*YOUR GOAL:* Copy out every line in the entries below that includes "Cotton".

══════════

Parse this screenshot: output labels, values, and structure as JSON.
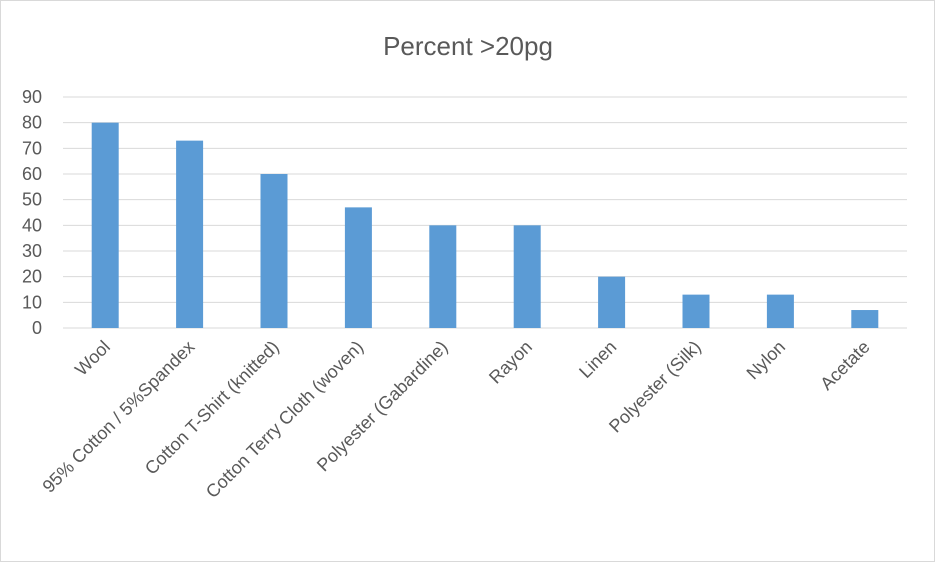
{
  "chart_data": {
    "type": "bar",
    "title": "Percent >20pg",
    "categories": [
      "Wool",
      "95% Cotton / 5%Spandex",
      "Cotton T-Shirt (knitted)",
      "Cotton Terry Cloth (woven)",
      "Polyester (Gabardine)",
      "Rayon",
      "Linen",
      "Polyester (Silk)",
      "Nylon",
      "Acetate"
    ],
    "values": [
      80,
      73,
      60,
      47,
      40,
      40,
      20,
      13,
      13,
      7
    ],
    "xlabel": "",
    "ylabel": "",
    "ylim": [
      0,
      90
    ],
    "yticks": [
      0,
      10,
      20,
      30,
      40,
      50,
      60,
      70,
      80,
      90
    ],
    "grid": true,
    "legend": "none",
    "colors": {
      "bar": "#5b9bd5",
      "grid": "#d9d9d9",
      "text": "#595959"
    }
  }
}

══════════

*WRITTEN SOLUTION:*
      "95% Cotton / 5%Spandex",
      "Cotton T-Shirt (knitted)",
      "Cotton Terry Cloth (woven)",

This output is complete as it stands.